[Collection entries]
# # #

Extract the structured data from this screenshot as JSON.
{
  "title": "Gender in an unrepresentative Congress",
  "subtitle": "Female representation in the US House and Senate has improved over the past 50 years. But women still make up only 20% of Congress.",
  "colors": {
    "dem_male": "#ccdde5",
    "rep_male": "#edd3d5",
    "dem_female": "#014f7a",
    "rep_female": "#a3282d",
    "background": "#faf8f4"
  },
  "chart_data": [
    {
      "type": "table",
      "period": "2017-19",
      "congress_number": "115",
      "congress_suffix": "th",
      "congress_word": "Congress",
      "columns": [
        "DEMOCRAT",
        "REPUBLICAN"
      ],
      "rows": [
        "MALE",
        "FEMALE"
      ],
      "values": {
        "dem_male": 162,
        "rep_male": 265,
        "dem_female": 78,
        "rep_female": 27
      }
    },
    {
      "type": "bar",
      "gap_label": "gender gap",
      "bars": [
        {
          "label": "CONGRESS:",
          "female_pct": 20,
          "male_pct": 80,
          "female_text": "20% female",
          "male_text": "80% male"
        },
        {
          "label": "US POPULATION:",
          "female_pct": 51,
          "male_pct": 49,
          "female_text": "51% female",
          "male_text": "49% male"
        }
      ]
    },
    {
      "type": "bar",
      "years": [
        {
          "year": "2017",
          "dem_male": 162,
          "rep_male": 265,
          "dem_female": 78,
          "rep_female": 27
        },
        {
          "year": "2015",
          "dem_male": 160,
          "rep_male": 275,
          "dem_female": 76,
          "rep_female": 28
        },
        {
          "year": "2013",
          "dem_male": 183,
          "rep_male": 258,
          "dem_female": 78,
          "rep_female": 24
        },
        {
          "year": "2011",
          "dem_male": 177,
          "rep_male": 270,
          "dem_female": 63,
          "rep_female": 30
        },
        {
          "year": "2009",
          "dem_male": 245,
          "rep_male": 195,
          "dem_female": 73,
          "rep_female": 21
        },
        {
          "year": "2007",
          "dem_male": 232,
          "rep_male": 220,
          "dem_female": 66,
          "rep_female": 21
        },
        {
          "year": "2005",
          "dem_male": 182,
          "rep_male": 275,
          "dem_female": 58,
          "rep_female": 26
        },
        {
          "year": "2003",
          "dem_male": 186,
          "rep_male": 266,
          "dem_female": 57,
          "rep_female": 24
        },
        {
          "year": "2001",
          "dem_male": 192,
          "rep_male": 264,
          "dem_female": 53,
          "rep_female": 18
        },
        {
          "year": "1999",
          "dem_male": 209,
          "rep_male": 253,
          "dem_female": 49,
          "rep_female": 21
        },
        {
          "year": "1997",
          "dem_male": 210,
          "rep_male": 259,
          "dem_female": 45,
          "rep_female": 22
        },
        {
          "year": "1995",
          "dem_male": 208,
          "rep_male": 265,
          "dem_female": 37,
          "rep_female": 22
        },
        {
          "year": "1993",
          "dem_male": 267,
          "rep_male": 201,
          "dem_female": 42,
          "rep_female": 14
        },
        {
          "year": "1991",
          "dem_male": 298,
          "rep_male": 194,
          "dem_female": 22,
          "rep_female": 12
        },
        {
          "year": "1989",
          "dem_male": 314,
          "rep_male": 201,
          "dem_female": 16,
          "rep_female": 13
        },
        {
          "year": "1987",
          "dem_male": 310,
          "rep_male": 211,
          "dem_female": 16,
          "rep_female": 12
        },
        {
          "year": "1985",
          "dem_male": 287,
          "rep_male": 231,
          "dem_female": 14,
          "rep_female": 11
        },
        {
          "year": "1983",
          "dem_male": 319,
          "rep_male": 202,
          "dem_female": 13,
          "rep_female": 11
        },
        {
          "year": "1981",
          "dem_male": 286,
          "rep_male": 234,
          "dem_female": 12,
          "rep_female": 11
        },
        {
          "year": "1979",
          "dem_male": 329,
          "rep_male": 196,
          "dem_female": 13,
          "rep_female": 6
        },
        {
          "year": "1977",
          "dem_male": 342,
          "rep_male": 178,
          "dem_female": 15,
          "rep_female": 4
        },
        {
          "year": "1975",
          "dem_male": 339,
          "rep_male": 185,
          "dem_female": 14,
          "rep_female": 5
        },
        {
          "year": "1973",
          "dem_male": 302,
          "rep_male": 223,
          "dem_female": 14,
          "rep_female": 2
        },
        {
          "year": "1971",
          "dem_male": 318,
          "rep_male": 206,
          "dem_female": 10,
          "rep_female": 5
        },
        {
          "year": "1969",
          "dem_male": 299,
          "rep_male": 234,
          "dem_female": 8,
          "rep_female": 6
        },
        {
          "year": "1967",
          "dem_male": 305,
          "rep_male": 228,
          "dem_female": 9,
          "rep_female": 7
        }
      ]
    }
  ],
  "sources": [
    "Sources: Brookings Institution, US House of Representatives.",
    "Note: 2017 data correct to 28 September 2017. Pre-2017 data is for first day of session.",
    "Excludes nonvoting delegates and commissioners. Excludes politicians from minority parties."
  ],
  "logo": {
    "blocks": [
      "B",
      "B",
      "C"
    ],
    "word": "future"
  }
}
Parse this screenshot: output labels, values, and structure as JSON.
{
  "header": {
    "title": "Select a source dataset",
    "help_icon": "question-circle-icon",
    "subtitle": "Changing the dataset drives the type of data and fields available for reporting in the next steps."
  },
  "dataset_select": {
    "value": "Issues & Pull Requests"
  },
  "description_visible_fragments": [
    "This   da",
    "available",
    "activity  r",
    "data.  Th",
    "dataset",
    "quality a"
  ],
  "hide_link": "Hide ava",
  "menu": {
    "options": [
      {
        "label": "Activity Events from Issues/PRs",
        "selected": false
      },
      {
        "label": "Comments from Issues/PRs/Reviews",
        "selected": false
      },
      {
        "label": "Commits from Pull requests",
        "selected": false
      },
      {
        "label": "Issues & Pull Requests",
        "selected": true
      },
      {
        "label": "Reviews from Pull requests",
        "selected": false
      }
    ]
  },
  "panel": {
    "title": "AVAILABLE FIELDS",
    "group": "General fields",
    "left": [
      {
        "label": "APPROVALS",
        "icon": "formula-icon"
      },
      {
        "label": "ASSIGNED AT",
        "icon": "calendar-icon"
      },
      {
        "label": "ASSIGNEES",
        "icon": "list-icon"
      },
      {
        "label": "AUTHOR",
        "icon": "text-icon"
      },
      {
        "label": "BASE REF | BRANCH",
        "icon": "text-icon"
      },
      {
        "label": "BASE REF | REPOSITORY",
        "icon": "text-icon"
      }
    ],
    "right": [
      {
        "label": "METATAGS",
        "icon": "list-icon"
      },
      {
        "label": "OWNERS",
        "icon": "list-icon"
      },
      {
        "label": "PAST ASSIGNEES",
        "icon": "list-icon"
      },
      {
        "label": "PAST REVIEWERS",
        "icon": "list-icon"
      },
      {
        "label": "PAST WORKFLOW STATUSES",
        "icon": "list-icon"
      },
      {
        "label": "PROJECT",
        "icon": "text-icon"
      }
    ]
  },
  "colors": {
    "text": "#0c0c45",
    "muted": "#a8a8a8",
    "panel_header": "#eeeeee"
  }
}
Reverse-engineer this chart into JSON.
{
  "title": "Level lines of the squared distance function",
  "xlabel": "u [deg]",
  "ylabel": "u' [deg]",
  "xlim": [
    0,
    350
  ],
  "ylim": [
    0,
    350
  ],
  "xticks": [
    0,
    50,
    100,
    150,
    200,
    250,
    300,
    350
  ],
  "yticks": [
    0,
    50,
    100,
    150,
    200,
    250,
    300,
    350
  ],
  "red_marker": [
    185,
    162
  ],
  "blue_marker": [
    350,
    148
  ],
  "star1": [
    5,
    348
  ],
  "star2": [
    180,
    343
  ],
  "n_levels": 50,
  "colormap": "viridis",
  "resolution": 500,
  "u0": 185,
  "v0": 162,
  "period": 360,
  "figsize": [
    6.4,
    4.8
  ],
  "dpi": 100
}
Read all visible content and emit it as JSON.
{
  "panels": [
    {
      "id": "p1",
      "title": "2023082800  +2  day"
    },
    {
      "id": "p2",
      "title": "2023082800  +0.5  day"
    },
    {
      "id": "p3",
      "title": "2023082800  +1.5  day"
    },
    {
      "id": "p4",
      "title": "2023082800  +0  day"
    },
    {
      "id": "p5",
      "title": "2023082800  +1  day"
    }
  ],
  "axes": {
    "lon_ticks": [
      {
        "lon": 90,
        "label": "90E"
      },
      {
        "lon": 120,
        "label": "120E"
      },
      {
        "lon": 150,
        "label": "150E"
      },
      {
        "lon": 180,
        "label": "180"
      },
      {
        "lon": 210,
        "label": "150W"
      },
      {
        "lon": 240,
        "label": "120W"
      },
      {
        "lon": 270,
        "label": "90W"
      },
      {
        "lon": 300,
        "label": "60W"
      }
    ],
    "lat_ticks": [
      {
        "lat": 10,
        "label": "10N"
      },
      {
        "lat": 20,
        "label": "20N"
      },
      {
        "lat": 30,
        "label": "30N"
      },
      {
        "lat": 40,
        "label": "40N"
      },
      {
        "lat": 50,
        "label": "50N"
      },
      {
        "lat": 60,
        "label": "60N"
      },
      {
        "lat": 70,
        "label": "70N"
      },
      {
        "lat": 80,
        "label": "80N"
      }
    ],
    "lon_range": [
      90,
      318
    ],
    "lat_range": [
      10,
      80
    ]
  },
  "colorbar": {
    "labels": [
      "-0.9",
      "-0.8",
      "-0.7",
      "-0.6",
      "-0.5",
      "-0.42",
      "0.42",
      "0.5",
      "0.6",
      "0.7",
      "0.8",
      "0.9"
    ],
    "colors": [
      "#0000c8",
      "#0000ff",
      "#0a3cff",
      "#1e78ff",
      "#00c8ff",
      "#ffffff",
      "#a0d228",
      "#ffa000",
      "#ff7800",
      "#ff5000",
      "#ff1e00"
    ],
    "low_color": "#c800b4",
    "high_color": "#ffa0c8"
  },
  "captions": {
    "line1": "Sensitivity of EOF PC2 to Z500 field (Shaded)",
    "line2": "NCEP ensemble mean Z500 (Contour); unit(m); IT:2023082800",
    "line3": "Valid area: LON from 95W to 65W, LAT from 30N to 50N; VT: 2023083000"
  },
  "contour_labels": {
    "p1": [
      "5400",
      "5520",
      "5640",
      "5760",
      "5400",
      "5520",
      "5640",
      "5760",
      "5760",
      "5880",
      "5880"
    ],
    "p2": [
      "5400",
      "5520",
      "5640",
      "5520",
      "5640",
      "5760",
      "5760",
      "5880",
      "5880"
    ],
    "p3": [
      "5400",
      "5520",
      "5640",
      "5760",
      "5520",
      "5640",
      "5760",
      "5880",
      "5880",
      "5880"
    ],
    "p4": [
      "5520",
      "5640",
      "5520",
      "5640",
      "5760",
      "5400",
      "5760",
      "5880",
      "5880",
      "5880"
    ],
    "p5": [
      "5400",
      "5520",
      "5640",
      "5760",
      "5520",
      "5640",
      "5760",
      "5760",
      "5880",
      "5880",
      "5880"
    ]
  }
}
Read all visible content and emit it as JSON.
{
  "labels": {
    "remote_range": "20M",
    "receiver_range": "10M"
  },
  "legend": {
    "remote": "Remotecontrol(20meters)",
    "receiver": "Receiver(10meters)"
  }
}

# # #

[What you need to do]
Pick out every line above that holds the word "type" and copy it.

[The reply]
      "type": "table",
      "type": "bar",
      "type": "bar",
    "subtitle": "Changing the dataset drives the type of data and fields available for reporting in the next steps."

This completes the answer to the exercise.